__Task description__: Copy out the records precisely, omitting pictures.

Records excerpted from a collection:
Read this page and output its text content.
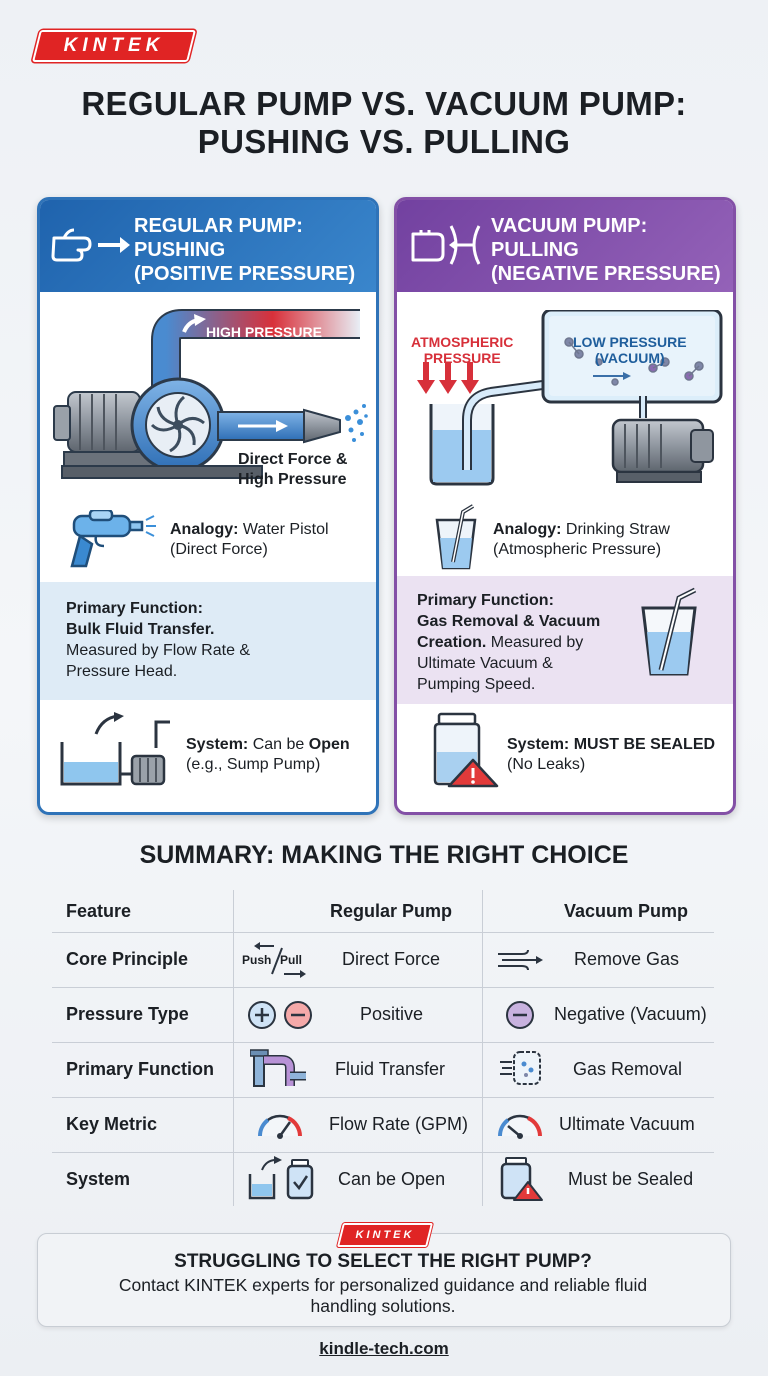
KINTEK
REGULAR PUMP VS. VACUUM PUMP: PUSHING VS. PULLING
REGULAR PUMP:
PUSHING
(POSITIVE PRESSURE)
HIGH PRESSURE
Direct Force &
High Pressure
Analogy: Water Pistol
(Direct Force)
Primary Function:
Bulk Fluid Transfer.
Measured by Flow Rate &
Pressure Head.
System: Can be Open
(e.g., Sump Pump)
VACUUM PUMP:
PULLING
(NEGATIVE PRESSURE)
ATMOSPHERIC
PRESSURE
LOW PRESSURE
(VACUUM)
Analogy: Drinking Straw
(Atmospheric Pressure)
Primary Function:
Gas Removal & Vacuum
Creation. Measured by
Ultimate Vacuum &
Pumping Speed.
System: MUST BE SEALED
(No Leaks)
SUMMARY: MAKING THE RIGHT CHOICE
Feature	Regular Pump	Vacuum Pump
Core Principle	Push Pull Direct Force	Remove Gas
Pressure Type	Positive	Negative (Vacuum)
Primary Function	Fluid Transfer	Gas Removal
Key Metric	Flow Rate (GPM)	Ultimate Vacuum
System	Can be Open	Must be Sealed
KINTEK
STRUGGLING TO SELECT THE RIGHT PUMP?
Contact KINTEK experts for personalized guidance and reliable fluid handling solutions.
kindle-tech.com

__Result__:
Read this page and output its text content.
KINTEK
REGULAR PUMP VS. VACUUM PUMP: PUSHING VS. PULLING
REGULAR PUMP:
PUSHING
(POSITIVE PRESSURE)
HIGH PRESSURE
Direct Force &
High Pressure
Analogy: Water Pistol
(Direct Force)
Primary Function:
Bulk Fluid Transfer.
Measured by Flow Rate &
Pressure Head.
System: Can be Open
(e.g., Sump Pump)
VACUUM PUMP:
PULLING
(NEGATIVE PRESSURE)
ATMOSPHERIC
PRESSURE
LOW PRESSURE
(VACUUM)
Analogy: Drinking Straw
(Atmospheric Pressure)
Primary Function:
Gas Removal & Vacuum
Creation. Measured by
Ultimate Vacuum &
Pumping Speed.
System: MUST BE SEALED
(No Leaks)
SUMMARY: MAKING THE RIGHT CHOICE
Feature	Regular Pump	Vacuum Pump
Core Principle	Push Pull Direct Force	Remove Gas
Pressure Type	Positive	Negative (Vacuum)
Primary Function	Fluid Transfer	Gas Removal
Key Metric	Flow Rate (GPM)	Ultimate Vacuum
System	Can be Open	Must be Sealed
KINTEK
STRUGGLING TO SELECT THE RIGHT PUMP?
Contact KINTEK experts for personalized guidance and reliable fluid handling solutions.
kindle-tech.com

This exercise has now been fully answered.